Print all of the entries exactly, minus the pictures.

Records:
———
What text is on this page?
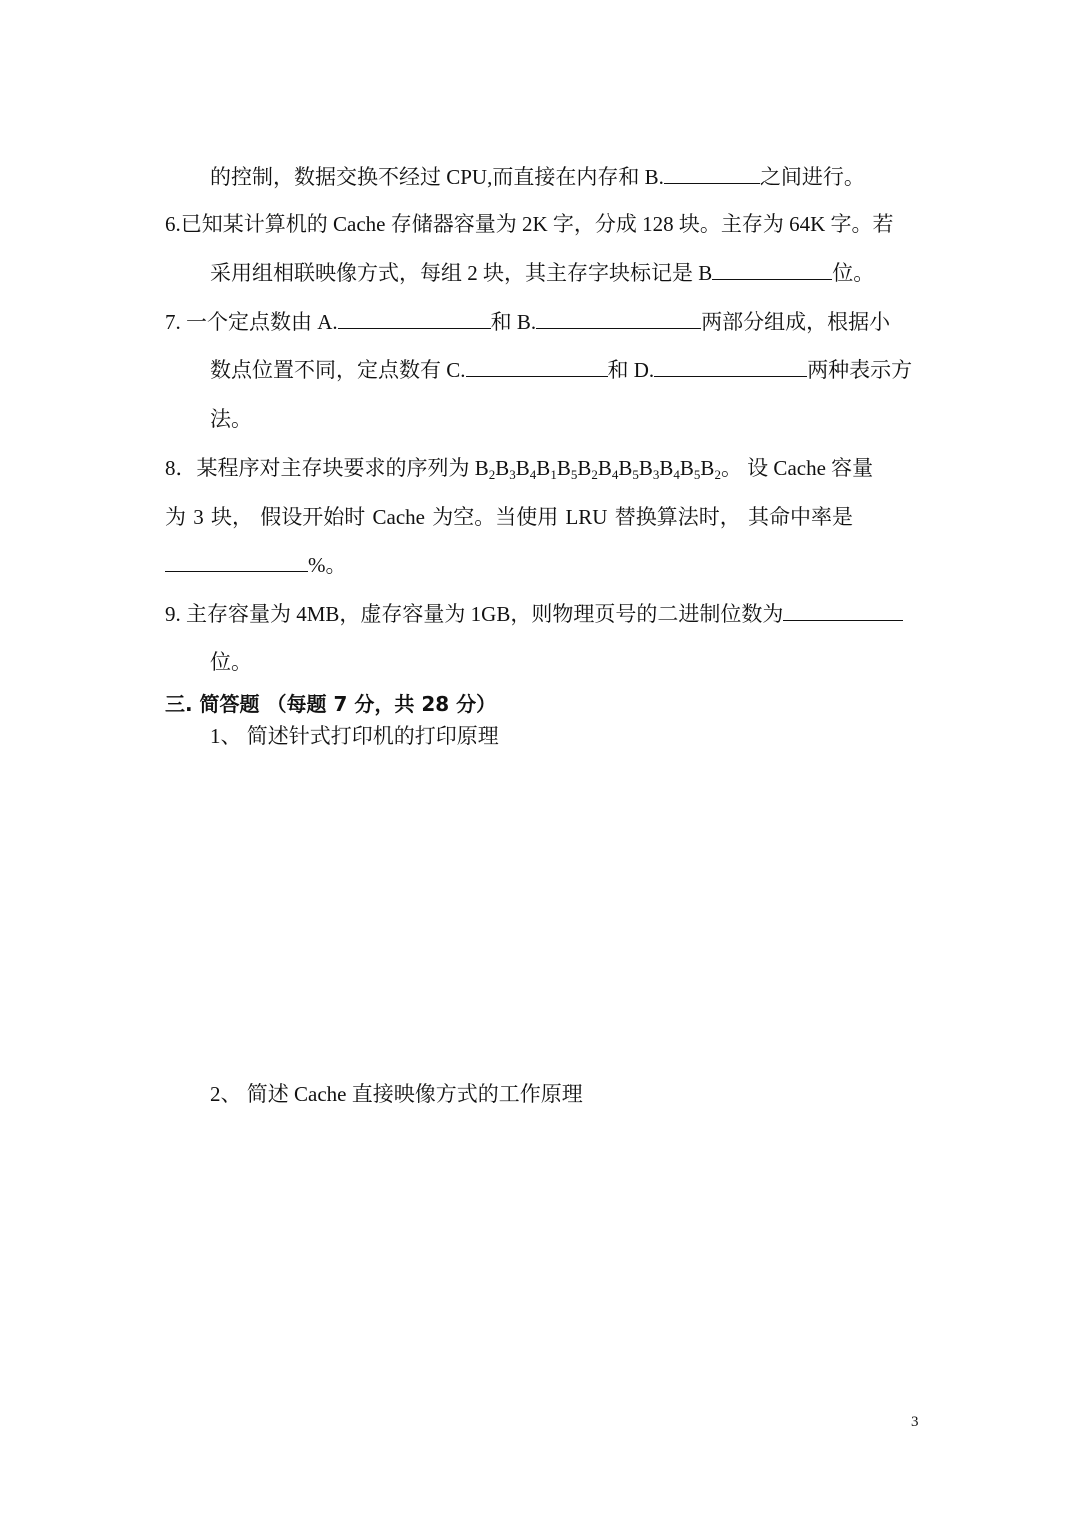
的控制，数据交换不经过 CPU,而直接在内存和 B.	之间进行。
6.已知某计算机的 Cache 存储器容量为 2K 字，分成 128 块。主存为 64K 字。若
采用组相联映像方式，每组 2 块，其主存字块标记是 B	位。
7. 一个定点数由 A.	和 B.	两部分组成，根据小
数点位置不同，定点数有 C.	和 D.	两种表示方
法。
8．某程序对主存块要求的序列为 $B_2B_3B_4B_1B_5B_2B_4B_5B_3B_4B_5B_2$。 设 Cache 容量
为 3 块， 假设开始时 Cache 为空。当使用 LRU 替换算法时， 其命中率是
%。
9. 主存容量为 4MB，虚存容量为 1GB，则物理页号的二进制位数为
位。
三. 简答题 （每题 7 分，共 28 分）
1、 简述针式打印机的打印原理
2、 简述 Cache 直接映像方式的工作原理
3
———
= FULL SOLUTION =
What text is on this page?
的控制，数据交换不经过 CPU,而直接在内存和 B.	之间进行。
6.已知某计算机的 Cache 存储器容量为 2K 字，分成 128 块。主存为 64K 字。若
采用组相联映像方式，每组 2 块，其主存字块标记是 B	位。
7. 一个定点数由 A.	和 B.	两部分组成，根据小
数点位置不同，定点数有 C.	和 D.	两种表示方
法。
8．某程序对主存块要求的序列为 $B_2B_3B_4B_1B_5B_2B_4B_5B_3B_4B_5B_2$。 设 Cache 容量
为 3 块， 假设开始时 Cache 为空。当使用 LRU 替换算法时， 其命中率是
%。
9. 主存容量为 4MB，虚存容量为 1GB，则物理页号的二进制位数为
位。
三. 简答题 （每题 7 分，共 28 分）
1、 简述针式打印机的打印原理
2、 简述 Cache 直接映像方式的工作原理
3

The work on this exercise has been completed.